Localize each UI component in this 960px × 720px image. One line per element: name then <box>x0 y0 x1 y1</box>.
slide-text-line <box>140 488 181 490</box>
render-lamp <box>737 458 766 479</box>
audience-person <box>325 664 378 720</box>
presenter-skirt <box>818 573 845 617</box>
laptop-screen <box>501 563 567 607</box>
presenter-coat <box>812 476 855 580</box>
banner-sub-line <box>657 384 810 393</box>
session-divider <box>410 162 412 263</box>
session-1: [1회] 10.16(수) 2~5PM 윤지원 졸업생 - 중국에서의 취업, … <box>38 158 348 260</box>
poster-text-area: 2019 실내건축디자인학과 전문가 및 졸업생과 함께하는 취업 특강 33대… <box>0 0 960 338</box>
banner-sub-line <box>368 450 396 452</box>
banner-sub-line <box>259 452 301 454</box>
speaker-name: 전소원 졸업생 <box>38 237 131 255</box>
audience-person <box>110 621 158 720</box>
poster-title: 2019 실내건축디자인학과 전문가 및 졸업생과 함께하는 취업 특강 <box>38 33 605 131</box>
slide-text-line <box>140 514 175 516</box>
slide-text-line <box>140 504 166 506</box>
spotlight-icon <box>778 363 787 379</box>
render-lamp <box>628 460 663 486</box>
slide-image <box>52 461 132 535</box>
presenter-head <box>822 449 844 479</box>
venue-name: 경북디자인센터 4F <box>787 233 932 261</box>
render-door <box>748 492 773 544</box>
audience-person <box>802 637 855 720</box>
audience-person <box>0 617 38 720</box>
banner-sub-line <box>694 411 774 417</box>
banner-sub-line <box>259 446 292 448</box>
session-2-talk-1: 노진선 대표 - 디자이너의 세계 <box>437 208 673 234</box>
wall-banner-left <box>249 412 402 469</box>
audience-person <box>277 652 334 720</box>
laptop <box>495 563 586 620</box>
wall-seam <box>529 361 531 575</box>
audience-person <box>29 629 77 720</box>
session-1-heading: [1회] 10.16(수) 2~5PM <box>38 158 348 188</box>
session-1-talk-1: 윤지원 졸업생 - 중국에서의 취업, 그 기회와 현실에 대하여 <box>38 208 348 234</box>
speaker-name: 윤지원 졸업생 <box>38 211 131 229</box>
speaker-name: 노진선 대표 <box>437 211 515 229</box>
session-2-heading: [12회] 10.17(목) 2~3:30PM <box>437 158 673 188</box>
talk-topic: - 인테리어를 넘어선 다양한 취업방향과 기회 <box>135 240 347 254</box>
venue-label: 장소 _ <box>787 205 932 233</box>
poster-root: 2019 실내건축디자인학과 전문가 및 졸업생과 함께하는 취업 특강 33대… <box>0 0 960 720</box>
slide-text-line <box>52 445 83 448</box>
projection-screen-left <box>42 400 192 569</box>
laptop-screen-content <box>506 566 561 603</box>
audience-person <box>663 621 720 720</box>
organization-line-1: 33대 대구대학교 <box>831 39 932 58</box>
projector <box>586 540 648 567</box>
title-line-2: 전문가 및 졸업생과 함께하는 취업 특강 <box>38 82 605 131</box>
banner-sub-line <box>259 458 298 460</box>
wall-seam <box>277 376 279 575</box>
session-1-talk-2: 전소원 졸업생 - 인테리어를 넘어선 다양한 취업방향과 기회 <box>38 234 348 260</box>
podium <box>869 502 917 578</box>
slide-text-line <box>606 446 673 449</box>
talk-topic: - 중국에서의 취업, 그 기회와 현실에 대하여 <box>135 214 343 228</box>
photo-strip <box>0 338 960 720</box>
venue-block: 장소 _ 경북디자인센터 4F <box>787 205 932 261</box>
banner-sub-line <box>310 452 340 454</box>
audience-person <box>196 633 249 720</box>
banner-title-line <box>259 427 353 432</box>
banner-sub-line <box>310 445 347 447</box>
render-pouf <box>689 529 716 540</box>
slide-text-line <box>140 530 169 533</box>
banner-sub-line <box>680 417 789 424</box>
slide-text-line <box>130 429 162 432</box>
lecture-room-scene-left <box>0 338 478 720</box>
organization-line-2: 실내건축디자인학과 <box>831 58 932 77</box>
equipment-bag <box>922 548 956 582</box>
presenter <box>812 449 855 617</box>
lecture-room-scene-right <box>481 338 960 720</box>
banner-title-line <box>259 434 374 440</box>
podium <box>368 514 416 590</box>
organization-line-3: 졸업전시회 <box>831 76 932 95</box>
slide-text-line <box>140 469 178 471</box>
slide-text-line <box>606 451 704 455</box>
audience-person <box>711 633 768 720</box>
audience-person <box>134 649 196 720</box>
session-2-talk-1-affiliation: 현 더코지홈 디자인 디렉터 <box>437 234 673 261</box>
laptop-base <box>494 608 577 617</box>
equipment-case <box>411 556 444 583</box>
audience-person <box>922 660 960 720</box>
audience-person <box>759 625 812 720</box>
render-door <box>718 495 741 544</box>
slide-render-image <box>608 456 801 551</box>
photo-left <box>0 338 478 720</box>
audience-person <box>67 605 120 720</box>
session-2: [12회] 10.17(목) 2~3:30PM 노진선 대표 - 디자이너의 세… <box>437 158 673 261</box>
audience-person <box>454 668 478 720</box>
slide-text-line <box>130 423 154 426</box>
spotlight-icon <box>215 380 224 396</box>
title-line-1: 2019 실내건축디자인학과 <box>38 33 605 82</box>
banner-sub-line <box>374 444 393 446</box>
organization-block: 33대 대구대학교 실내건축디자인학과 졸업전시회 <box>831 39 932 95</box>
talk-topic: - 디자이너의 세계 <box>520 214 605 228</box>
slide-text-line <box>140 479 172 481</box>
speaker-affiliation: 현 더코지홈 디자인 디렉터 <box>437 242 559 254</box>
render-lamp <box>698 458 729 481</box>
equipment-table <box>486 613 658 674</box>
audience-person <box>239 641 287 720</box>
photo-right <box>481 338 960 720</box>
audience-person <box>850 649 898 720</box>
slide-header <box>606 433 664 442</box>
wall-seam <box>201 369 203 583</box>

◆ ◆ ◆

WHAT THE TASK REQUIRES:
Could you print all of the items above again, line for line, without changing anything?

RESPONSE BELOW:
Localize each UI component in this 960px × 720px image. One line per element: name then <box>x0 y0 x1 y1</box>.
slide-text-line <box>140 488 181 490</box>
render-lamp <box>737 458 766 479</box>
audience-person <box>325 664 378 720</box>
presenter-skirt <box>818 573 845 617</box>
laptop-screen <box>501 563 567 607</box>
presenter-coat <box>812 476 855 580</box>
banner-sub-line <box>657 384 810 393</box>
session-divider <box>410 162 412 263</box>
session-1: [1회] 10.16(수) 2~5PM 윤지원 졸업생 - 중국에서의 취업, … <box>38 158 348 260</box>
poster-text-area: 2019 실내건축디자인학과 전문가 및 졸업생과 함께하는 취업 특강 33대… <box>0 0 960 338</box>
banner-sub-line <box>368 450 396 452</box>
banner-sub-line <box>259 452 301 454</box>
speaker-name: 전소원 졸업생 <box>38 237 131 255</box>
audience-person <box>110 621 158 720</box>
poster-title: 2019 실내건축디자인학과 전문가 및 졸업생과 함께하는 취업 특강 <box>38 33 605 131</box>
slide-text-line <box>140 514 175 516</box>
slide-text-line <box>140 504 166 506</box>
spotlight-icon <box>778 363 787 379</box>
render-lamp <box>628 460 663 486</box>
slide-image <box>52 461 132 535</box>
presenter-head <box>822 449 844 479</box>
venue-name: 경북디자인센터 4F <box>787 233 932 261</box>
render-door <box>748 492 773 544</box>
audience-person <box>802 637 855 720</box>
audience-person <box>0 617 38 720</box>
banner-sub-line <box>694 411 774 417</box>
banner-sub-line <box>259 446 292 448</box>
session-2-talk-1: 노진선 대표 - 디자이너의 세계 <box>437 208 673 234</box>
wall-banner-left <box>249 412 402 469</box>
audience-person <box>277 652 334 720</box>
laptop <box>495 563 586 620</box>
wall-seam <box>529 361 531 575</box>
audience-person <box>29 629 77 720</box>
session-1-heading: [1회] 10.16(수) 2~5PM <box>38 158 348 188</box>
session-1-talk-1: 윤지원 졸업생 - 중국에서의 취업, 그 기회와 현실에 대하여 <box>38 208 348 234</box>
speaker-name: 윤지원 졸업생 <box>38 211 131 229</box>
speaker-name: 노진선 대표 <box>437 211 515 229</box>
session-2-heading: [12회] 10.17(목) 2~3:30PM <box>437 158 673 188</box>
talk-topic: - 인테리어를 넘어선 다양한 취업방향과 기회 <box>135 240 347 254</box>
venue-label: 장소 _ <box>787 205 932 233</box>
poster-root: 2019 실내건축디자인학과 전문가 및 졸업생과 함께하는 취업 특강 33대… <box>0 0 960 720</box>
slide-text-line <box>52 445 83 448</box>
projection-screen-left <box>42 400 192 569</box>
laptop-screen-content <box>506 566 561 603</box>
audience-person <box>663 621 720 720</box>
organization-line-1: 33대 대구대학교 <box>831 39 932 58</box>
projector <box>586 540 648 567</box>
title-line-2: 전문가 및 졸업생과 함께하는 취업 특강 <box>38 82 605 131</box>
banner-sub-line <box>259 458 298 460</box>
wall-seam <box>277 376 279 575</box>
session-1-talk-2: 전소원 졸업생 - 인테리어를 넘어선 다양한 취업방향과 기회 <box>38 234 348 260</box>
podium <box>869 502 917 578</box>
slide-text-line <box>606 446 673 449</box>
talk-topic: - 중국에서의 취업, 그 기회와 현실에 대하여 <box>135 214 343 228</box>
photo-strip <box>0 338 960 720</box>
venue-block: 장소 _ 경북디자인센터 4F <box>787 205 932 261</box>
banner-sub-line <box>310 452 340 454</box>
audience-person <box>196 633 249 720</box>
banner-title-line <box>259 427 353 432</box>
banner-sub-line <box>310 445 347 447</box>
render-pouf <box>689 529 716 540</box>
slide-text-line <box>140 530 169 533</box>
banner-sub-line <box>680 417 789 424</box>
slide-text-line <box>130 429 162 432</box>
lecture-room-scene-left <box>0 338 478 720</box>
organization-line-2: 실내건축디자인학과 <box>831 58 932 77</box>
equipment-bag <box>922 548 956 582</box>
presenter <box>812 449 855 617</box>
lecture-room-scene-right <box>481 338 960 720</box>
banner-title-line <box>259 434 374 440</box>
podium <box>368 514 416 590</box>
organization-line-3: 졸업전시회 <box>831 76 932 95</box>
slide-text-line <box>140 469 178 471</box>
slide-text-line <box>606 451 704 455</box>
audience-person <box>711 633 768 720</box>
audience-person <box>134 649 196 720</box>
session-2-talk-1-affiliation: 현 더코지홈 디자인 디렉터 <box>437 234 673 261</box>
laptop-base <box>494 608 577 617</box>
equipment-case <box>411 556 444 583</box>
audience-person <box>922 660 960 720</box>
audience-person <box>759 625 812 720</box>
render-door <box>718 495 741 544</box>
slide-render-image <box>608 456 801 551</box>
photo-left <box>0 338 478 720</box>
audience-person <box>67 605 120 720</box>
session-2: [12회] 10.17(목) 2~3:30PM 노진선 대표 - 디자이너의 세… <box>437 158 673 261</box>
audience-person <box>454 668 478 720</box>
slide-text-line <box>130 423 154 426</box>
spotlight-icon <box>215 380 224 396</box>
title-line-1: 2019 실내건축디자인학과 <box>38 33 605 82</box>
banner-sub-line <box>374 444 393 446</box>
organization-block: 33대 대구대학교 실내건축디자인학과 졸업전시회 <box>831 39 932 95</box>
talk-topic: - 디자이너의 세계 <box>520 214 605 228</box>
slide-text-line <box>140 479 172 481</box>
speaker-affiliation: 현 더코지홈 디자인 디렉터 <box>437 242 559 254</box>
render-lamp <box>698 458 729 481</box>
equipment-table <box>486 613 658 674</box>
audience-person <box>239 641 287 720</box>
photo-right <box>481 338 960 720</box>
audience-person <box>850 649 898 720</box>
slide-header <box>606 433 664 442</box>
wall-seam <box>201 369 203 583</box>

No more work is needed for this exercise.